Exercise prompt
Take every line from the listing below that includes "温度控制在" and copy it.

Task input
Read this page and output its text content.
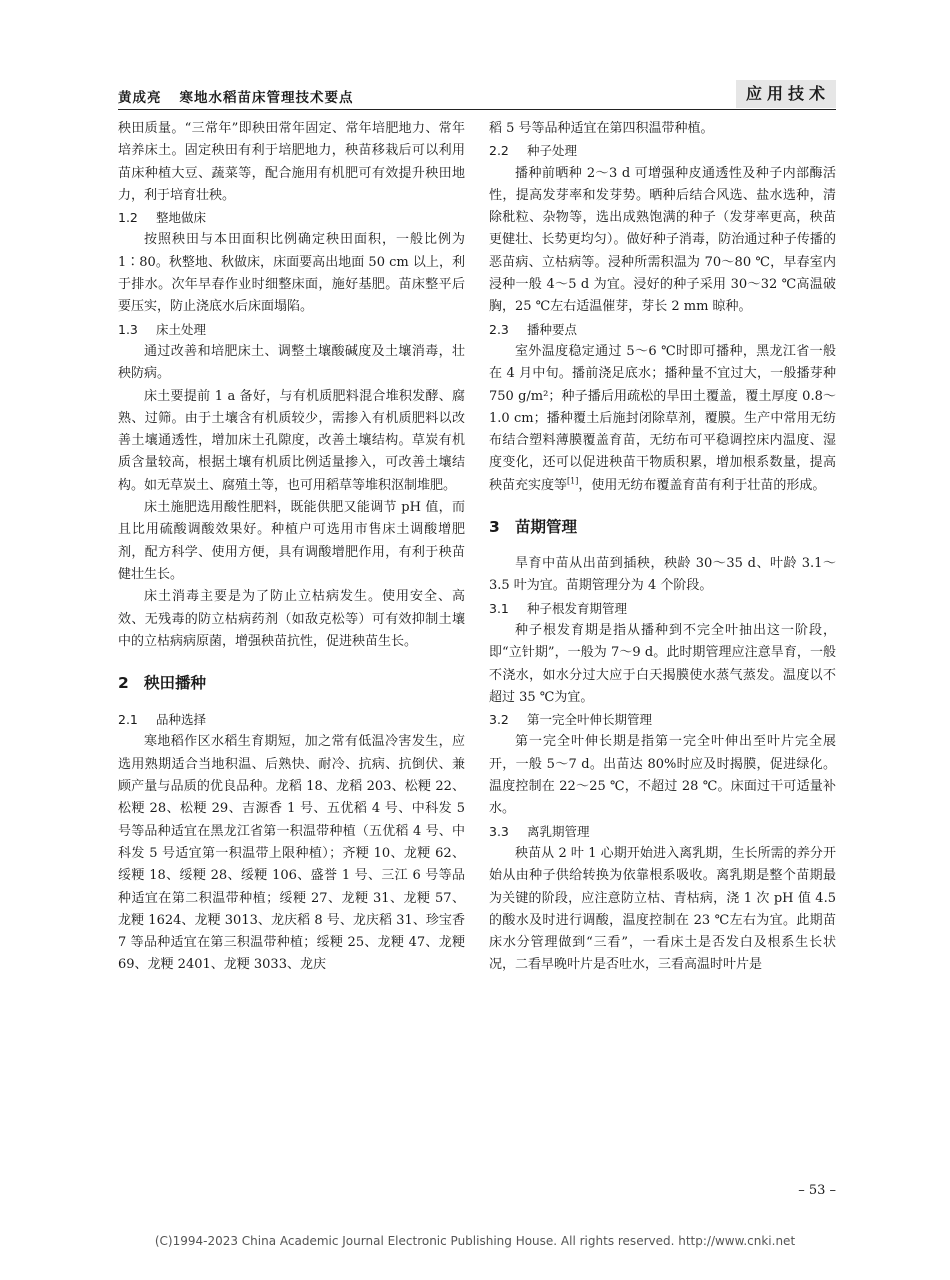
黄成亮 寒地水稻苗床管理技术要点	应用技术

秧田质量。“三常年”即秧田常年固定、常年培肥地力、常年培养床土。固定秧田有利于培肥地力，秧苗移栽后可以利用苗床种植大豆、蔬菜等，配合施用有机肥可有效提升秧田地力，利于培育壮秧。

1.2 整地做床

按照秧田与本田面积比例确定秧田面积，一般比例为 1∶80。秋整地、秋做床，床面要高出地面 50 cm 以上，利于排水。次年早春作业时细整床面，施好基肥。苗床整平后要压实，防止浇底水后床面塌陷。

1.3 床土处理

通过改善和培肥床土、调整土壤酸碱度及土壤消毒，壮秧防病。

床土要提前 1 a 备好，与有机质肥料混合堆积发酵、腐熟、过筛。由于土壤含有机质较少，需掺入有机质肥料以改善土壤通透性，增加床土孔隙度，改善土壤结构。草炭有机质含量较高，根据土壤有机质比例适量掺入，可改善土壤结构。如无草炭土、腐殖土等，也可用稻草等堆积沤制堆肥。

床土施肥选用酸性肥料，既能供肥又能调节 pH 值，而且比用硫酸调酸效果好。种植户可选用市售床土调酸增肥剂，配方科学、使用方便，具有调酸增肥作用，有利于秧苗健壮生长。

床土消毒主要是为了防止立枯病发生。使用安全、高效、无残毒的防立枯病药剂（如敌克松等）可有效抑制土壤中的立枯病病原菌，增强秧苗抗性，促进秧苗生长。

2 秧田播种
2.1 品种选择

寒地稻作区水稻生育期短，加之常有低温冷害发生，应选用熟期适合当地积温、后熟快、耐冷、抗病、抗倒伏、兼顾产量与品质的优良品种。龙稻 18、龙稻 203、松粳 22、松粳 28、松粳 29、吉源香 1 号、五优稻 4 号、中科发 5 号等品种适宜在黑龙江省第一积温带种植（五优稻 4 号、中科发 5 号适宜第一积温带上限种植）；齐粳 10、龙粳 62、绥粳 18、绥粳 28、绥粳 106、盛誉 1 号、三江 6 号等品种适宜在第二积温带种植；绥粳 27、龙粳 31、龙粳 57、龙粳 1624、龙粳 3013、龙庆稻 8 号、龙庆稻 31、珍宝香 7 等品种适宜在第三积温带种植；绥粳 25、龙粳 47、龙粳 69、龙粳 2401、龙粳 3033、龙庆

稻 5 号等品种适宜在第四积温带种植。

2.2 种子处理

播种前晒种 2～3 d 可增强种皮通透性及种子内部酶活性，提高发芽率和发芽势。晒种后结合风选、盐水选种，清除秕粒、杂物等，选出成熟饱满的种子（发芽率更高，秧苗更健壮、长势更均匀）。做好种子消毒，防治通过种子传播的恶苗病、立枯病等。浸种所需积温为 70～80 ℃，早春室内浸种一般 4～5 d 为宜。浸好的种子采用 30～32 ℃高温破胸，25 ℃左右适温催芽，芽长 2 mm 晾种。

2.3 播种要点

室外温度稳定通过 5～6 ℃时即可播种，黑龙江省一般在 4 月中旬。播前浇足底水；播种量不宜过大，一般播芽种 750 g/m²；种子播后用疏松的旱田土覆盖，覆土厚度 0.8～1.0 cm；播种覆土后施封闭除草剂，覆膜。生产中常用无纺布结合塑料薄膜覆盖育苗，无纺布可平稳调控床内温度、湿度变化，还可以促进秧苗干物质积累，增加根系数量，提高秧苗充实度等[1]，使用无纺布覆盖育苗有利于壮苗的形成。

3 苗期管理

旱育中苗从出苗到插秧，秧龄 30～35 d、叶龄 3.1～3.5 叶为宜。苗期管理分为 4 个阶段。

3.1 种子根发育期管理

种子根发育期是指从播种到不完全叶抽出这一阶段，即“立针期”，一般为 7～9 d。此时期管理应注意旱育，一般不浇水，如水分过大应于白天揭膜使水蒸气蒸发。温度以不超过 35 ℃为宜。

3.2 第一完全叶伸长期管理

第一完全叶伸长期是指第一完全叶伸出至叶片完全展开，一般 5～7 d。出苗达 80%时应及时揭膜，促进绿化。温度控制在 22～25 ℃，不超过 28 ℃。床面过干可适量补水。

3.3 离乳期管理

秧苗从 2 叶 1 心期开始进入离乳期，生长所需的养分开始从由种子供给转换为依靠根系吸收。离乳期是整个苗期最为关键的阶段，应注意防立枯、青枯病，浇 1 次 pH 值 4.5 的酸水及时进行调酸，温度控制在 23 ℃左右为宜。此期苗床水分管理做到“三看”，一看床土是否发白及根系生长状况，二看早晚叶片是否吐水，三看高温时叶片是

– 53 –
(C)1994-2023 China Academic Journal Electronic Publishing House. All rights reserved. http://www.cnki.net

Exercise response
第一完全叶伸长期是指第一完全叶伸出至叶片完全展开，一般 5～7 d。出苗达 80%时应及时揭膜，促进绿化。温度控制在 22～25 ℃，不超过 28 ℃。床面过干可适量补水。
秧苗从 2 叶 1 心期开始进入离乳期，生长所需的养分开始从由种子供给转换为依靠根系吸收。离乳期是整个苗期最为关键的阶段，应注意防立枯、青枯病，浇 1 次 pH 值 4.5 的酸水及时进行调酸，温度控制在 23 ℃左右为宜。此期苗床水分管理做到“三看”，一看床土是否发白及根系生长状况，二看早晚叶片是否吐水，三看高温时叶片是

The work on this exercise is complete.